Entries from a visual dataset
********

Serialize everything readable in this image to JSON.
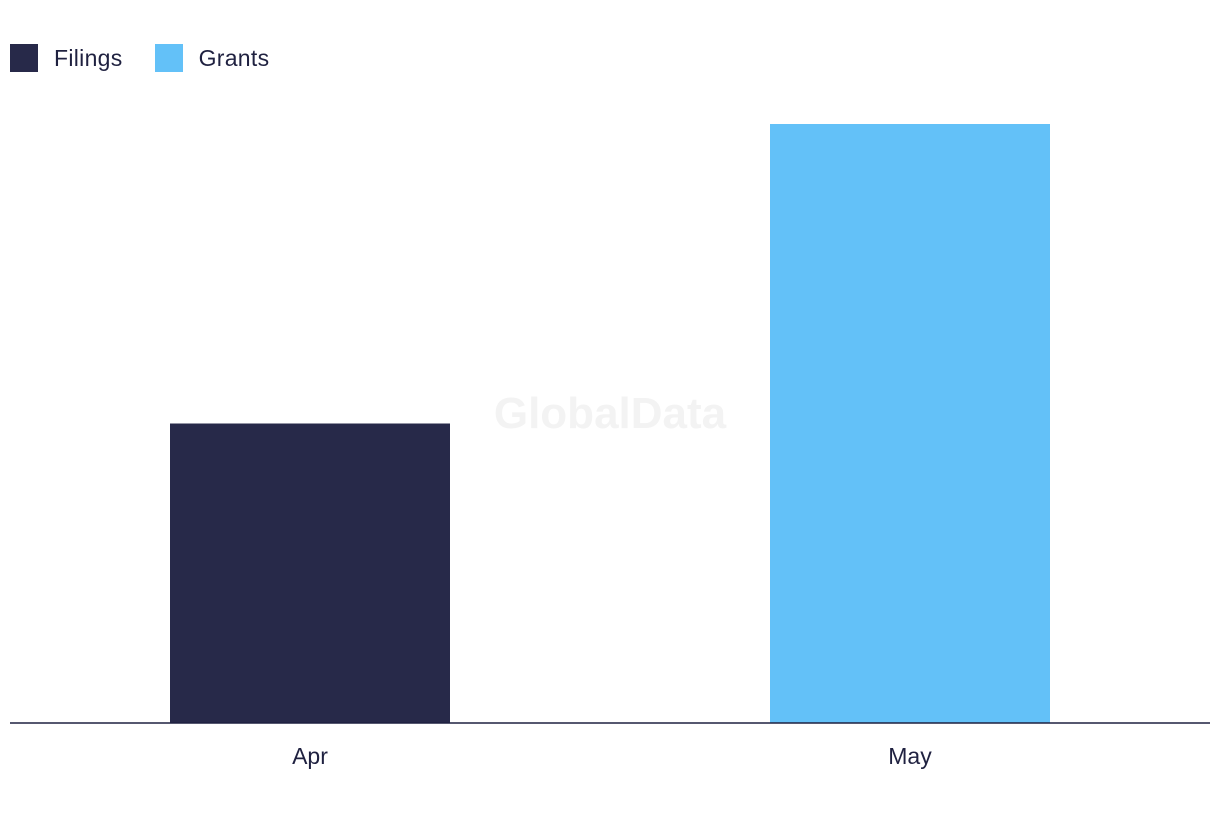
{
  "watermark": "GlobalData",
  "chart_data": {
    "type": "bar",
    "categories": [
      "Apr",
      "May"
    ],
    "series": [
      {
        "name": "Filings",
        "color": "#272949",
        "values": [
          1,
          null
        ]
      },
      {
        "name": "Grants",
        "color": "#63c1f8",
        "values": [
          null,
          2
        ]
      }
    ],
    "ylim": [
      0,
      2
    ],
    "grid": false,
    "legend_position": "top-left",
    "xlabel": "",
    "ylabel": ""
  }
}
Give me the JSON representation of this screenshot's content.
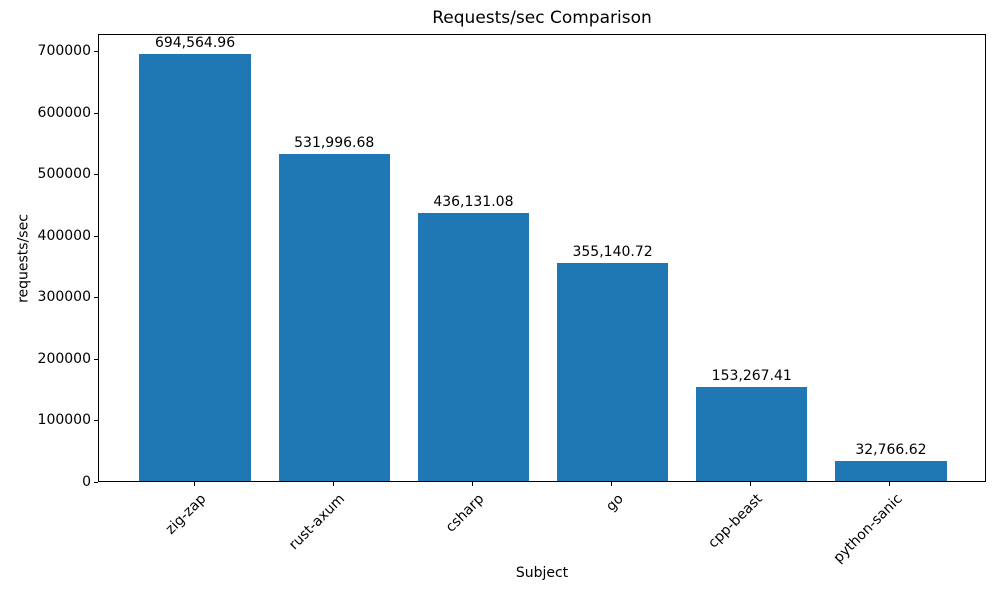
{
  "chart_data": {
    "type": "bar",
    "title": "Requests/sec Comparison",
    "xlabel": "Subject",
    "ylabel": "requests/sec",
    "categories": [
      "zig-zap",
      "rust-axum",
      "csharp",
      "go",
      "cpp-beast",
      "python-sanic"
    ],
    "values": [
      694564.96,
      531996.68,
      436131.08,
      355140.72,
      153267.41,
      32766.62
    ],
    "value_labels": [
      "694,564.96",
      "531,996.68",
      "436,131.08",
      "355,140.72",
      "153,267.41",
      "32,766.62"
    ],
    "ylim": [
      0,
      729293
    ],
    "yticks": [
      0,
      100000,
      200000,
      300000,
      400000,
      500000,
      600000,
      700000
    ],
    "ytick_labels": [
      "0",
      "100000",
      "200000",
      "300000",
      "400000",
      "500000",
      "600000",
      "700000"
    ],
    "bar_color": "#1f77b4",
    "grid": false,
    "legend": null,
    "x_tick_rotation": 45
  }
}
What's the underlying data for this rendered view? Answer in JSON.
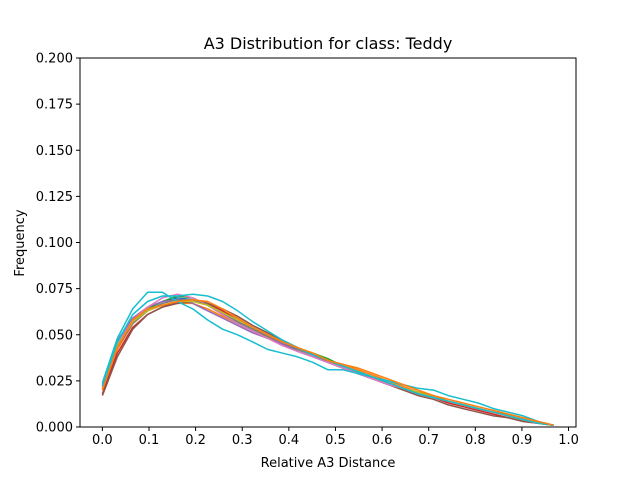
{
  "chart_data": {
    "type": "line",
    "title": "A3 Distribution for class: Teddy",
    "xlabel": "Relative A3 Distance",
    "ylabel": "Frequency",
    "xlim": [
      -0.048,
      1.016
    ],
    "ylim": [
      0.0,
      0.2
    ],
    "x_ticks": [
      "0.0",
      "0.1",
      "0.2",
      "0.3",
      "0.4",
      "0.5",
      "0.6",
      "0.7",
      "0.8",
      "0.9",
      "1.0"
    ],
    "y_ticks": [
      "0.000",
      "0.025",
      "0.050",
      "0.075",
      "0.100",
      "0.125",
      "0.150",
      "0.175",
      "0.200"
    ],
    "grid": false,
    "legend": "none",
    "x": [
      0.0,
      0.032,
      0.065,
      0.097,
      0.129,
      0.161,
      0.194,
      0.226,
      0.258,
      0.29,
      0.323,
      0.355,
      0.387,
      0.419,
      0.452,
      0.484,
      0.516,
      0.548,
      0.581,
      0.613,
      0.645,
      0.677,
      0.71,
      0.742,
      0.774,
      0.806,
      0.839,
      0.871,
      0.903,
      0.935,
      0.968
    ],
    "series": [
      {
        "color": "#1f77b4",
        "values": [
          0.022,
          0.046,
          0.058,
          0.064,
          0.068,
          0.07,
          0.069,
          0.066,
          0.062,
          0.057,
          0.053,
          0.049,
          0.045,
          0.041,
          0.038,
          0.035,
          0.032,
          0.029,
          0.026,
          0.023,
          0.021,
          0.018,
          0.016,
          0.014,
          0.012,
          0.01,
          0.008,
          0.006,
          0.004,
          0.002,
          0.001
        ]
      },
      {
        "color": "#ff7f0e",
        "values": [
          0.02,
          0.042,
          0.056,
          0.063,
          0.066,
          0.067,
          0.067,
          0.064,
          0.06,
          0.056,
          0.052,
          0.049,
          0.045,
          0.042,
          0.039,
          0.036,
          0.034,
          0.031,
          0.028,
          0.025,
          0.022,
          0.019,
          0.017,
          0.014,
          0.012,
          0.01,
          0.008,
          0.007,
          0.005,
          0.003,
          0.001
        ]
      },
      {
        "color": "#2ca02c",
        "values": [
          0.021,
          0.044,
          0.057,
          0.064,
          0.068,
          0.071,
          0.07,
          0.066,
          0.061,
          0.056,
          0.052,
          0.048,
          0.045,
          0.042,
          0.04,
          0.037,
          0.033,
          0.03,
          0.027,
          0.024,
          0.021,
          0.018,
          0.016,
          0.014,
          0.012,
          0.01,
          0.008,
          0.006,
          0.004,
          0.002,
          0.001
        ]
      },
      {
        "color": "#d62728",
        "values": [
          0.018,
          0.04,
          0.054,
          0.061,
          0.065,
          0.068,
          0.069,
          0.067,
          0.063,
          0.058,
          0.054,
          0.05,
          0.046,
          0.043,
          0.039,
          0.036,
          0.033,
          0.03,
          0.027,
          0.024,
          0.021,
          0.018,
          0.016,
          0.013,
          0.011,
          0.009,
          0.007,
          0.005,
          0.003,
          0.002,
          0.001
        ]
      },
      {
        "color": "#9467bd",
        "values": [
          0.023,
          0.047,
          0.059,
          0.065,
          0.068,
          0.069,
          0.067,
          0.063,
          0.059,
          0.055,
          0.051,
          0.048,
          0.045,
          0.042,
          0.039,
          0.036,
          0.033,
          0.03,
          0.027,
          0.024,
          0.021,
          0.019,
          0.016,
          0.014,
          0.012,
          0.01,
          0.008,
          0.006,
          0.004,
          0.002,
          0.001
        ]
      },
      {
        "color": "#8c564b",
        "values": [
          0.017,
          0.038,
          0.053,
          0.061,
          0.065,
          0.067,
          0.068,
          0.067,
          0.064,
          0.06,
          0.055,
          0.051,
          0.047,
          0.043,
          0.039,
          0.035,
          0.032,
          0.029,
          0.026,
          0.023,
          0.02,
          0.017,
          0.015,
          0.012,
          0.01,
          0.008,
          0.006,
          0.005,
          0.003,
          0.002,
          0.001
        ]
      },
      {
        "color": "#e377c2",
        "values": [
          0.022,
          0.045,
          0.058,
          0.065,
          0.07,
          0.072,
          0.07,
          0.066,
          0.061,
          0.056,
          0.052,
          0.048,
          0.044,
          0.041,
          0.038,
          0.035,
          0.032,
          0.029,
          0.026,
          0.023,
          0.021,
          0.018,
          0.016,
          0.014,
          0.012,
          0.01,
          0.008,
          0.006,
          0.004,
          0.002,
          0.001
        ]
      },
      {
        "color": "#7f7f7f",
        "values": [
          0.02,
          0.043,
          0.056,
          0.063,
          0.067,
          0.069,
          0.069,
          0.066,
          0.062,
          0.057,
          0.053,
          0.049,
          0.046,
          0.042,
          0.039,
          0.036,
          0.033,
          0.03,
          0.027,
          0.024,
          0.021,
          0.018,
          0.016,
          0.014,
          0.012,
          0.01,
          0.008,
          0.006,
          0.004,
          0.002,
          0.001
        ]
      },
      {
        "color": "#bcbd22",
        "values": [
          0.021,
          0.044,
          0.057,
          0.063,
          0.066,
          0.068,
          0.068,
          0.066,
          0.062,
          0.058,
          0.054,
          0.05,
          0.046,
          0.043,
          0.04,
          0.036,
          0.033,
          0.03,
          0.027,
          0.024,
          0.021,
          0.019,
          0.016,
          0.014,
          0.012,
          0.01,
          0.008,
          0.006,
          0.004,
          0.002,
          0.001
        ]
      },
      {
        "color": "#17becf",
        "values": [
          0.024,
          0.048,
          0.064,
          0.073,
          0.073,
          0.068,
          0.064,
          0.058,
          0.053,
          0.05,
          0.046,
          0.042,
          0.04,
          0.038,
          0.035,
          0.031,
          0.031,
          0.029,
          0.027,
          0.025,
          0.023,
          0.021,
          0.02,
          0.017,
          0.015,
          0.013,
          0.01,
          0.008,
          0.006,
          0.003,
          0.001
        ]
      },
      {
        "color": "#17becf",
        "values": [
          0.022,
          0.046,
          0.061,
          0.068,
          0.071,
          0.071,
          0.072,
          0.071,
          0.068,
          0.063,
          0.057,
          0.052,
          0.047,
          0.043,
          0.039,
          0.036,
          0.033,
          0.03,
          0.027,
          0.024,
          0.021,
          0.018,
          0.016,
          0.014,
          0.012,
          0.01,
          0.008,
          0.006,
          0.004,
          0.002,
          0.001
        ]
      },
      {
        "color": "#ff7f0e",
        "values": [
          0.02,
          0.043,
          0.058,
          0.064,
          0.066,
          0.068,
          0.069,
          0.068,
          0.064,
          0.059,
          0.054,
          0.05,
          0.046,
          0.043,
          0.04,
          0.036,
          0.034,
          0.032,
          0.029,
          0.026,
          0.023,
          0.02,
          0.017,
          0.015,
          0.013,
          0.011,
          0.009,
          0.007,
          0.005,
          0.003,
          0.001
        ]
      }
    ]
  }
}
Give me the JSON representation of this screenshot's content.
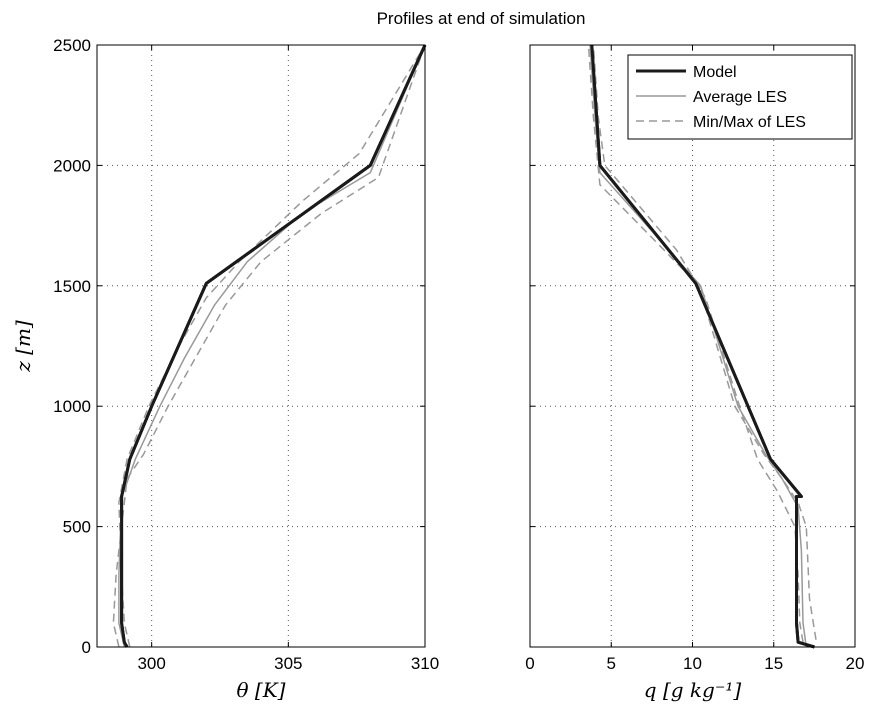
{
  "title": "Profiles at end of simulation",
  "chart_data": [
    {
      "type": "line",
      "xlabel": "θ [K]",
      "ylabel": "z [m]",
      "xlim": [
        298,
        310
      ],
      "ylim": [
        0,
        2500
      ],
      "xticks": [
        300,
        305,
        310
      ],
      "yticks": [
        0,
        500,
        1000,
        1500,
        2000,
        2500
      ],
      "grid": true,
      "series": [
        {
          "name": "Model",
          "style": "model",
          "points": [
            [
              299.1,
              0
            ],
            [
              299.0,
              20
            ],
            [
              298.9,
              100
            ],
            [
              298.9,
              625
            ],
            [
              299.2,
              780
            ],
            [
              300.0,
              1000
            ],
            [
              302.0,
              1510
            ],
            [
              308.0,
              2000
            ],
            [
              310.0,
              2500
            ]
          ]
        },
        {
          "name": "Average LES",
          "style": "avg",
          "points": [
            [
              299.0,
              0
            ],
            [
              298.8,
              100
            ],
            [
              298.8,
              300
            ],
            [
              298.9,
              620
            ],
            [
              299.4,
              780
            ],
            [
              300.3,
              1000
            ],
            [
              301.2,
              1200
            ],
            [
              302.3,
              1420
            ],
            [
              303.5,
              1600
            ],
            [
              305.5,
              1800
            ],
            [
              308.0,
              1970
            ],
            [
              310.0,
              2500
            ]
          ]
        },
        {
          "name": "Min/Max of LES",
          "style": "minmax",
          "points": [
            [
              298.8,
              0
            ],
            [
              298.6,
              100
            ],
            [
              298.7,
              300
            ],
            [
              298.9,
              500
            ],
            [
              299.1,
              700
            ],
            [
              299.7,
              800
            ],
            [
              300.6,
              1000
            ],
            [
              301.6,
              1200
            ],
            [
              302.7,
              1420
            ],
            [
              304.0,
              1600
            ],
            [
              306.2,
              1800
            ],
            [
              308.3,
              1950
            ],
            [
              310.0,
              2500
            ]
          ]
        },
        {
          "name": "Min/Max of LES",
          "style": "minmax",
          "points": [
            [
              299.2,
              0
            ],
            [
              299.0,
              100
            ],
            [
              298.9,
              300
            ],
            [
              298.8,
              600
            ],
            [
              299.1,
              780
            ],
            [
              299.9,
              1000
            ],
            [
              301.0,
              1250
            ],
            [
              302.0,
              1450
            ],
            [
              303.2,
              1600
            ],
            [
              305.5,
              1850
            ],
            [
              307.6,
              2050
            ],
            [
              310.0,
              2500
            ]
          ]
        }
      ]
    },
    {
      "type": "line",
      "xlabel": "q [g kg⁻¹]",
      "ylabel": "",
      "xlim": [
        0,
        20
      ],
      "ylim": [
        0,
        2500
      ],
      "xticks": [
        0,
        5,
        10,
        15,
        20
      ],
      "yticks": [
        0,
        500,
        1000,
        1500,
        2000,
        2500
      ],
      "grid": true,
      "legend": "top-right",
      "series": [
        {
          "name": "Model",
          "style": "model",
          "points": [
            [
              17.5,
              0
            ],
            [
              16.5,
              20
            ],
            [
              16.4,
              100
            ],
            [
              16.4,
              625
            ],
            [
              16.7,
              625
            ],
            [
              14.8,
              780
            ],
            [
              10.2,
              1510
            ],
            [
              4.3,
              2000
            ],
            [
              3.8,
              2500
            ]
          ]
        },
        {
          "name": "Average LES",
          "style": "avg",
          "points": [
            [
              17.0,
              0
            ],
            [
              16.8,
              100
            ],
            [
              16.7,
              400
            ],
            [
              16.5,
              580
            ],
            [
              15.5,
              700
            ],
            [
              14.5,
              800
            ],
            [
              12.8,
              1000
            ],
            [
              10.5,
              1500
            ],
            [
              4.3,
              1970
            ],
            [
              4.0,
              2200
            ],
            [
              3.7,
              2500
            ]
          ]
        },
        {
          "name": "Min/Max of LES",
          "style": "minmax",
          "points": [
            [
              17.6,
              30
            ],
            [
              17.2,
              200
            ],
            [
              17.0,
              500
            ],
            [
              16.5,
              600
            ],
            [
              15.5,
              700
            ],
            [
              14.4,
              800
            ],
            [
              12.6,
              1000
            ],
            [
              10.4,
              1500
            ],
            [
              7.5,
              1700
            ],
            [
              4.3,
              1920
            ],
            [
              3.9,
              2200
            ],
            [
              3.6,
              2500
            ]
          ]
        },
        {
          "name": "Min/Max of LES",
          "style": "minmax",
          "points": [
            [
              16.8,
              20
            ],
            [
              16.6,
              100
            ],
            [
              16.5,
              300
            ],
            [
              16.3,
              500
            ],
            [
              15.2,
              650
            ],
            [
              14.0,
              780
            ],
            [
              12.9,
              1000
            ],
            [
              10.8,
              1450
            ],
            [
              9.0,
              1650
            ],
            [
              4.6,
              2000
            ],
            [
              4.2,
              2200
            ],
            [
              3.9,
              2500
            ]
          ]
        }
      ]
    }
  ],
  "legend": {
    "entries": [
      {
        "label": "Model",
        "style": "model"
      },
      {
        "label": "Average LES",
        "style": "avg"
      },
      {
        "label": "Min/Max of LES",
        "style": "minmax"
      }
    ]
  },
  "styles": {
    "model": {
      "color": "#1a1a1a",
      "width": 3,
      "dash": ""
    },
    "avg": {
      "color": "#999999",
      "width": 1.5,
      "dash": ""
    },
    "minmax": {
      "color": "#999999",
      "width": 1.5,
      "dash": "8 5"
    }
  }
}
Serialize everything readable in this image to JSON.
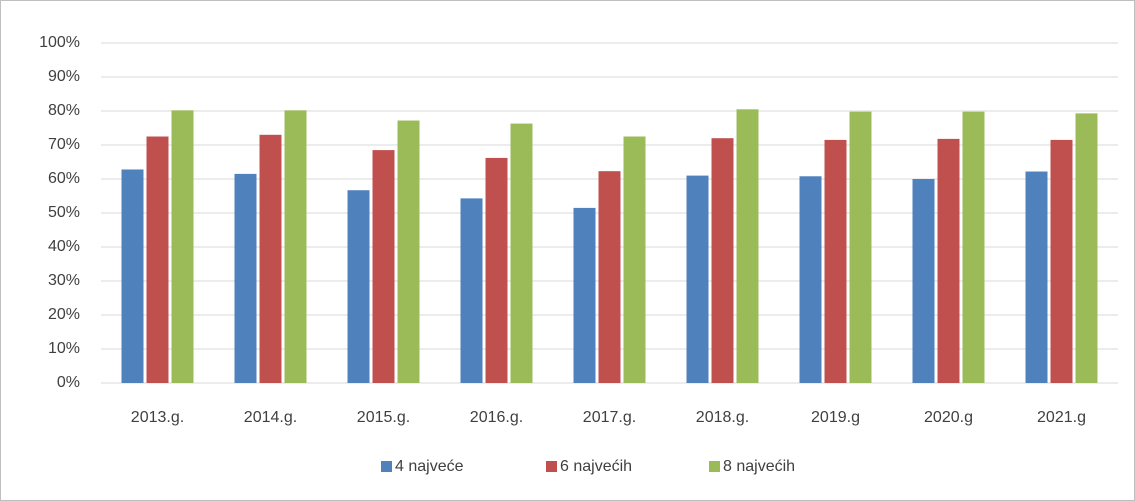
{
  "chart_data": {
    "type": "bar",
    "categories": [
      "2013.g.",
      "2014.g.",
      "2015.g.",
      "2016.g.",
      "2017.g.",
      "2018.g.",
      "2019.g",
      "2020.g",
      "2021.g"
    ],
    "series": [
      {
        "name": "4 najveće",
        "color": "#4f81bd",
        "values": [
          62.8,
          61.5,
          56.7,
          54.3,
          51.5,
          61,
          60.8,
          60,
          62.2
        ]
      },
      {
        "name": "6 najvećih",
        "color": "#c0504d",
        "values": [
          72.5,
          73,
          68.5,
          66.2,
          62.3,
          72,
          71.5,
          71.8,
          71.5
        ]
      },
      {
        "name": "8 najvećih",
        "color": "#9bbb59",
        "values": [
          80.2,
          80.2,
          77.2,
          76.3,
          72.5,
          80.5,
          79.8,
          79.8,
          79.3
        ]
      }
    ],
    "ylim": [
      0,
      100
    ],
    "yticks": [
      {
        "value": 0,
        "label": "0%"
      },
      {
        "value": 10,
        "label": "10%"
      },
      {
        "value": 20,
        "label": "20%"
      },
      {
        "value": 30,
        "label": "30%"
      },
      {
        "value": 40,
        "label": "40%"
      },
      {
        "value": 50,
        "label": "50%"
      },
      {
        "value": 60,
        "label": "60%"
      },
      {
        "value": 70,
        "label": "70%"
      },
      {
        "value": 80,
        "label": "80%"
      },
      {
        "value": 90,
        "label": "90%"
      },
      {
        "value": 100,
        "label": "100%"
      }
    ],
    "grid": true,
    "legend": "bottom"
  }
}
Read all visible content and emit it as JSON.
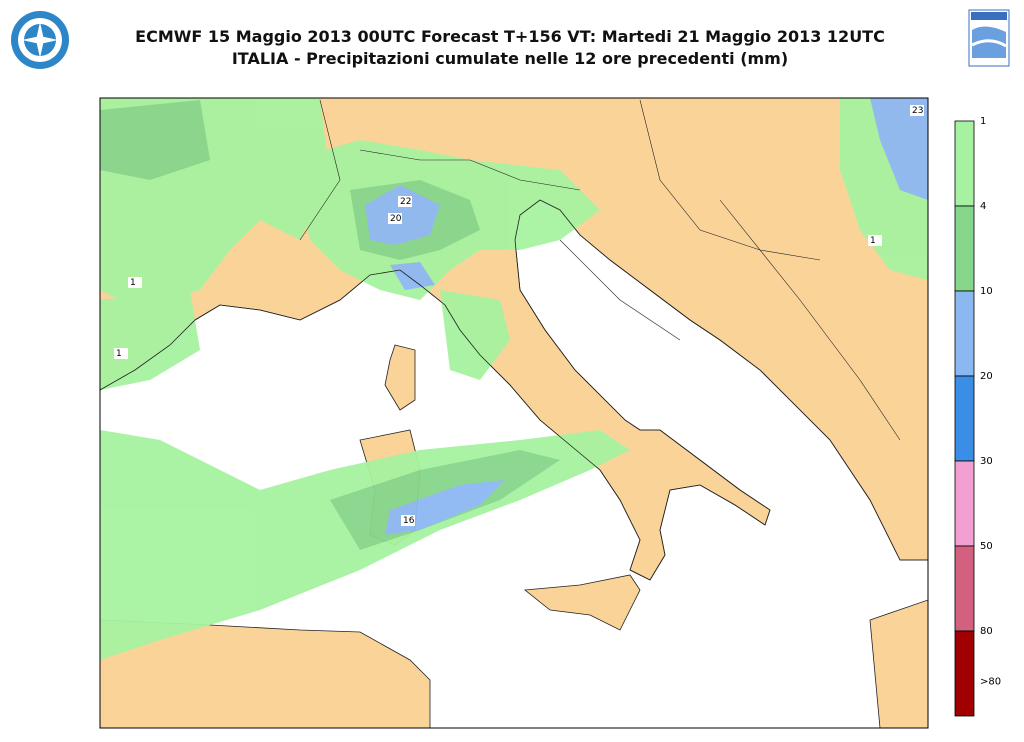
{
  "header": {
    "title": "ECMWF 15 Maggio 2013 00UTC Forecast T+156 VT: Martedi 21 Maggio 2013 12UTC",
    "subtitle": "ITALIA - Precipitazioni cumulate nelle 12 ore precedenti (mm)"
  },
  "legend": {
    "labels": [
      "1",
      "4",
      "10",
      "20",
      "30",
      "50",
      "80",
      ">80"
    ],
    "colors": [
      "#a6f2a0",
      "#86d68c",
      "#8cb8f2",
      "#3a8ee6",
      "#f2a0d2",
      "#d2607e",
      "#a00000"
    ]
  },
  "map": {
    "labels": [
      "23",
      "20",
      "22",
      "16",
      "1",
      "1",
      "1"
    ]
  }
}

********

EXERCISE GOAL> Report all lines of the data above that include the string "ylabel".

RESPONSE TO THIS TASK>
    "ylabel": ""
    "ylabel": "requests/sec",
    "ylabel": "Frequency",
      "ylabel": "z [m]",
      "ylabel": "",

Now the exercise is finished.